(EXERCISE OBJECTIVE): Answer with one number: how many lines have "Region".

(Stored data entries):
--*--

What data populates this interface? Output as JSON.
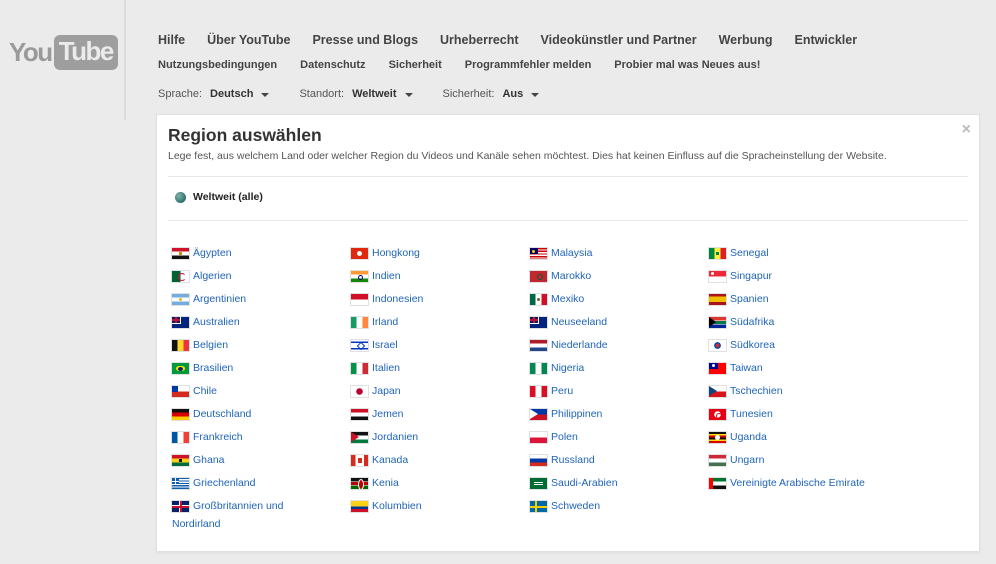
{
  "logo": {
    "you": "You",
    "tube": "Tube"
  },
  "nav": {
    "primary": [
      "Hilfe",
      "Über YouTube",
      "Presse und Blogs",
      "Urheberrecht",
      "Videokünstler und Partner",
      "Werbung",
      "Entwickler"
    ],
    "secondary": [
      "Nutzungsbedingungen",
      "Datenschutz",
      "Sicherheit",
      "Programmfehler melden",
      "Probier mal was Neues aus!"
    ]
  },
  "settings": {
    "language_label": "Sprache:",
    "language_value": "Deutsch",
    "location_label": "Standort:",
    "location_value": "Weltweit",
    "safety_label": "Sicherheit:",
    "safety_value": "Aus"
  },
  "panel": {
    "title": "Region auswählen",
    "description": "Lege fest, aus welchem Land oder welcher Region du Videos und Kanäle sehen möchtest. Dies hat keinen Einfluss auf die Spracheinstellung der Website.",
    "close": "×",
    "worldwide": "Weltweit (alle)"
  },
  "countries": {
    "col1": [
      {
        "name": "Ägypten",
        "flag": "eg"
      },
      {
        "name": "Algerien",
        "flag": "dz"
      },
      {
        "name": "Argentinien",
        "flag": "ar"
      },
      {
        "name": "Australien",
        "flag": "au"
      },
      {
        "name": "Belgien",
        "flag": "be"
      },
      {
        "name": "Brasilien",
        "flag": "br"
      },
      {
        "name": "Chile",
        "flag": "cl"
      },
      {
        "name": "Deutschland",
        "flag": "de"
      },
      {
        "name": "Frankreich",
        "flag": "fr"
      },
      {
        "name": "Ghana",
        "flag": "gh"
      },
      {
        "name": "Griechenland",
        "flag": "gr"
      },
      {
        "name": "Großbritannien und",
        "cont": "Nordirland",
        "flag": "gb"
      }
    ],
    "col2": [
      {
        "name": "Hongkong",
        "flag": "hk"
      },
      {
        "name": "Indien",
        "flag": "in"
      },
      {
        "name": "Indonesien",
        "flag": "id"
      },
      {
        "name": "Irland",
        "flag": "ie"
      },
      {
        "name": "Israel",
        "flag": "il"
      },
      {
        "name": "Italien",
        "flag": "it"
      },
      {
        "name": "Japan",
        "flag": "jp"
      },
      {
        "name": "Jemen",
        "flag": "ye"
      },
      {
        "name": "Jordanien",
        "flag": "jo"
      },
      {
        "name": "Kanada",
        "flag": "ca"
      },
      {
        "name": "Kenia",
        "flag": "ke"
      },
      {
        "name": "Kolumbien",
        "flag": "co"
      }
    ],
    "col3": [
      {
        "name": "Malaysia",
        "flag": "my"
      },
      {
        "name": "Marokko",
        "flag": "ma"
      },
      {
        "name": "Mexiko",
        "flag": "mx"
      },
      {
        "name": "Neuseeland",
        "flag": "nz"
      },
      {
        "name": "Niederlande",
        "flag": "nl"
      },
      {
        "name": "Nigeria",
        "flag": "ng"
      },
      {
        "name": "Peru",
        "flag": "pe"
      },
      {
        "name": "Philippinen",
        "flag": "ph"
      },
      {
        "name": "Polen",
        "flag": "pl"
      },
      {
        "name": "Russland",
        "flag": "ru"
      },
      {
        "name": "Saudi-Arabien",
        "flag": "sa"
      },
      {
        "name": "Schweden",
        "flag": "se"
      }
    ],
    "col4": [
      {
        "name": "Senegal",
        "flag": "sn"
      },
      {
        "name": "Singapur",
        "flag": "sg"
      },
      {
        "name": "Spanien",
        "flag": "es"
      },
      {
        "name": "Südafrika",
        "flag": "za"
      },
      {
        "name": "Südkorea",
        "flag": "kr"
      },
      {
        "name": "Taiwan",
        "flag": "tw"
      },
      {
        "name": "Tschechien",
        "flag": "cz"
      },
      {
        "name": "Tunesien",
        "flag": "tn"
      },
      {
        "name": "Uganda",
        "flag": "ug"
      },
      {
        "name": "Ungarn",
        "flag": "hu"
      },
      {
        "name": "Vereinigte Arabische Emirate",
        "flag": "ae"
      }
    ]
  },
  "colors": {
    "link": "#1f64b8",
    "background": "#ebebeb",
    "panel": "#ffffff"
  }
}
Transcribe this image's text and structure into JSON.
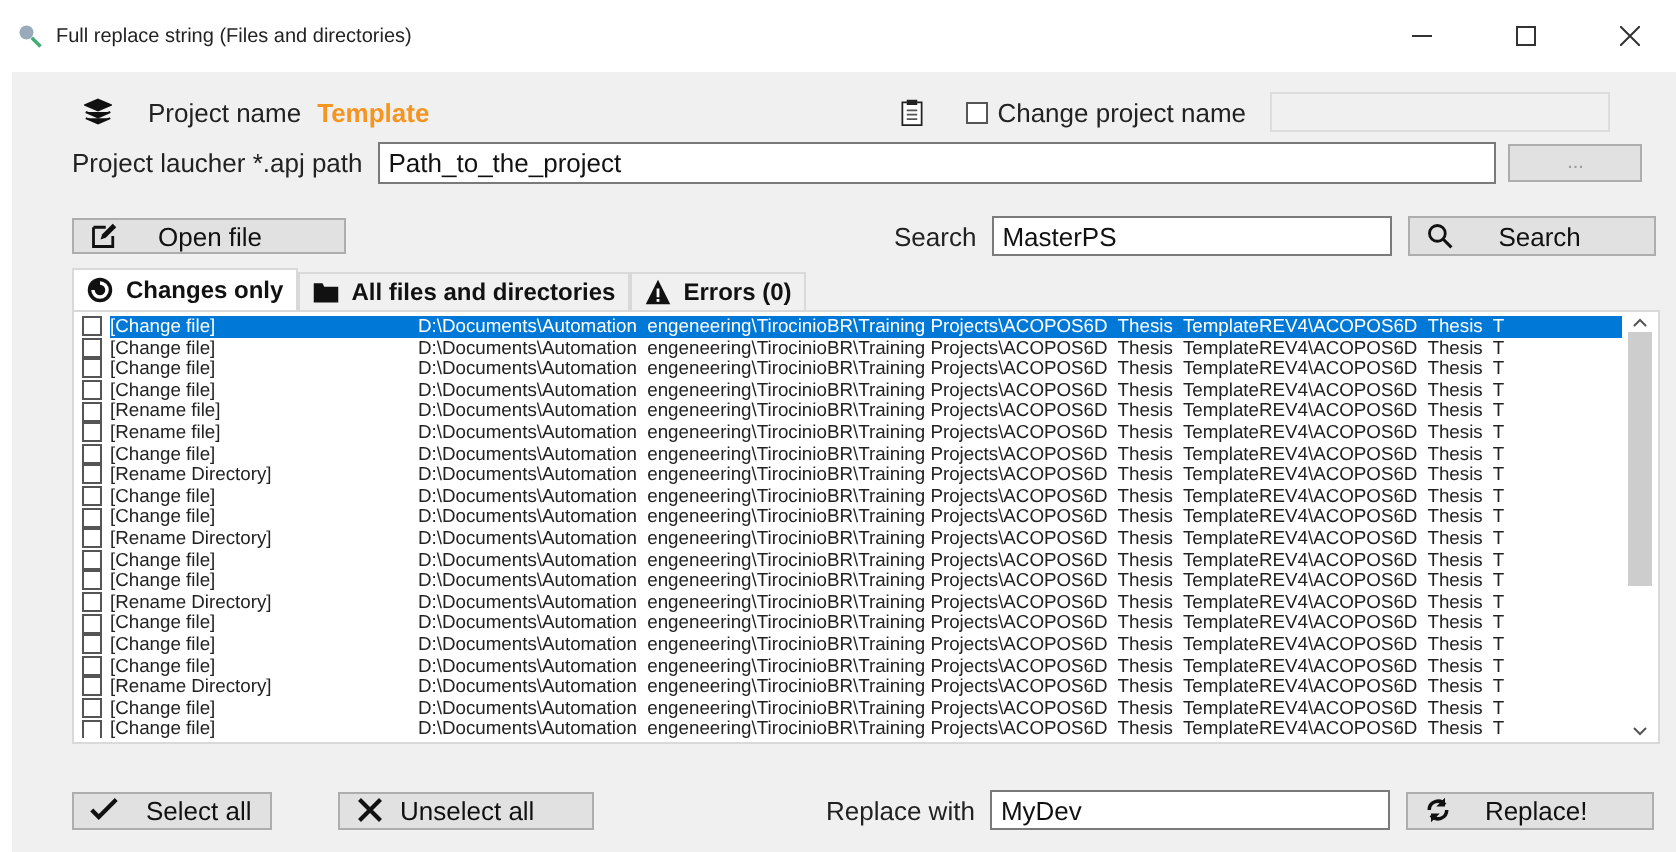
{
  "window": {
    "title": "Full replace string (Files and directories)"
  },
  "project": {
    "label": "Project name",
    "name": "Template"
  },
  "change_name": {
    "label": "Change project name",
    "checked": false,
    "value_disabled": true
  },
  "path": {
    "label": "Project laucher *.apj path",
    "value": "Path_to_the_project",
    "browse": "..."
  },
  "open_button": "Open file",
  "search": {
    "label": "Search",
    "value": "MasterPS",
    "button": "Search"
  },
  "tabs": [
    {
      "label": "Changes only",
      "kind": "changes",
      "selected": true
    },
    {
      "label": "All files and directories",
      "kind": "folder",
      "selected": false
    },
    {
      "label": "Errors (0)",
      "kind": "warning",
      "selected": false
    }
  ],
  "rows": [
    {
      "action": "[Change file]",
      "path": "D:\\Documents\\Automation  engeneering\\TirocinioBR\\Training Projects\\ACOPOS6D  Thesis  TemplateREV4\\ACOPOS6D  Thesis  T",
      "checked": false,
      "selected": true
    },
    {
      "action": "[Change file]",
      "path": "D:\\Documents\\Automation  engeneering\\TirocinioBR\\Training Projects\\ACOPOS6D  Thesis  TemplateREV4\\ACOPOS6D  Thesis  T",
      "checked": false,
      "selected": false
    },
    {
      "action": "[Change file]",
      "path": "D:\\Documents\\Automation  engeneering\\TirocinioBR\\Training Projects\\ACOPOS6D  Thesis  TemplateREV4\\ACOPOS6D  Thesis  T",
      "checked": false,
      "selected": false
    },
    {
      "action": "[Change file]",
      "path": "D:\\Documents\\Automation  engeneering\\TirocinioBR\\Training Projects\\ACOPOS6D  Thesis  TemplateREV4\\ACOPOS6D  Thesis  T",
      "checked": false,
      "selected": false
    },
    {
      "action": "[Rename file]",
      "path": "D:\\Documents\\Automation  engeneering\\TirocinioBR\\Training Projects\\ACOPOS6D  Thesis  TemplateREV4\\ACOPOS6D  Thesis  T",
      "checked": false,
      "selected": false
    },
    {
      "action": "[Rename file]",
      "path": "D:\\Documents\\Automation  engeneering\\TirocinioBR\\Training Projects\\ACOPOS6D  Thesis  TemplateREV4\\ACOPOS6D  Thesis  T",
      "checked": false,
      "selected": false
    },
    {
      "action": "[Change file]",
      "path": "D:\\Documents\\Automation  engeneering\\TirocinioBR\\Training Projects\\ACOPOS6D  Thesis  TemplateREV4\\ACOPOS6D  Thesis  T",
      "checked": false,
      "selected": false
    },
    {
      "action": "[Rename Directory]",
      "path": "D:\\Documents\\Automation  engeneering\\TirocinioBR\\Training Projects\\ACOPOS6D  Thesis  TemplateREV4\\ACOPOS6D  Thesis  T",
      "checked": false,
      "selected": false
    },
    {
      "action": "[Change file]",
      "path": "D:\\Documents\\Automation  engeneering\\TirocinioBR\\Training Projects\\ACOPOS6D  Thesis  TemplateREV4\\ACOPOS6D  Thesis  T",
      "checked": false,
      "selected": false
    },
    {
      "action": "[Change file]",
      "path": "D:\\Documents\\Automation  engeneering\\TirocinioBR\\Training Projects\\ACOPOS6D  Thesis  TemplateREV4\\ACOPOS6D  Thesis  T",
      "checked": false,
      "selected": false
    },
    {
      "action": "[Rename Directory]",
      "path": "D:\\Documents\\Automation  engeneering\\TirocinioBR\\Training Projects\\ACOPOS6D  Thesis  TemplateREV4\\ACOPOS6D  Thesis  T",
      "checked": false,
      "selected": false
    },
    {
      "action": "[Change file]",
      "path": "D:\\Documents\\Automation  engeneering\\TirocinioBR\\Training Projects\\ACOPOS6D  Thesis  TemplateREV4\\ACOPOS6D  Thesis  T",
      "checked": false,
      "selected": false
    },
    {
      "action": "[Change file]",
      "path": "D:\\Documents\\Automation  engeneering\\TirocinioBR\\Training Projects\\ACOPOS6D  Thesis  TemplateREV4\\ACOPOS6D  Thesis  T",
      "checked": false,
      "selected": false
    },
    {
      "action": "[Rename Directory]",
      "path": "D:\\Documents\\Automation  engeneering\\TirocinioBR\\Training Projects\\ACOPOS6D  Thesis  TemplateREV4\\ACOPOS6D  Thesis  T",
      "checked": false,
      "selected": false
    },
    {
      "action": "[Change file]",
      "path": "D:\\Documents\\Automation  engeneering\\TirocinioBR\\Training Projects\\ACOPOS6D  Thesis  TemplateREV4\\ACOPOS6D  Thesis  T",
      "checked": false,
      "selected": false
    },
    {
      "action": "[Change file]",
      "path": "D:\\Documents\\Automation  engeneering\\TirocinioBR\\Training Projects\\ACOPOS6D  Thesis  TemplateREV4\\ACOPOS6D  Thesis  T",
      "checked": false,
      "selected": false
    },
    {
      "action": "[Change file]",
      "path": "D:\\Documents\\Automation  engeneering\\TirocinioBR\\Training Projects\\ACOPOS6D  Thesis  TemplateREV4\\ACOPOS6D  Thesis  T",
      "checked": false,
      "selected": false
    },
    {
      "action": "[Rename Directory]",
      "path": "D:\\Documents\\Automation  engeneering\\TirocinioBR\\Training Projects\\ACOPOS6D  Thesis  TemplateREV4\\ACOPOS6D  Thesis  T",
      "checked": false,
      "selected": false
    },
    {
      "action": "[Change file]",
      "path": "D:\\Documents\\Automation  engeneering\\TirocinioBR\\Training Projects\\ACOPOS6D  Thesis  TemplateREV4\\ACOPOS6D  Thesis  T",
      "checked": false,
      "selected": false
    },
    {
      "action": "[Change file]",
      "path": "D:\\Documents\\Automation  engeneering\\TirocinioBR\\Training Projects\\ACOPOS6D  Thesis  TemplateREV4\\ACOPOS6D  Thesis  T",
      "checked": false,
      "selected": false
    }
  ],
  "footer": {
    "select_all": "Select all",
    "unselect_all": "Unselect all",
    "replace_label": "Replace with",
    "replace_value": "MyDev",
    "replace_button": "Replace!"
  }
}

--*--

(SOLVED PROBLEM): 2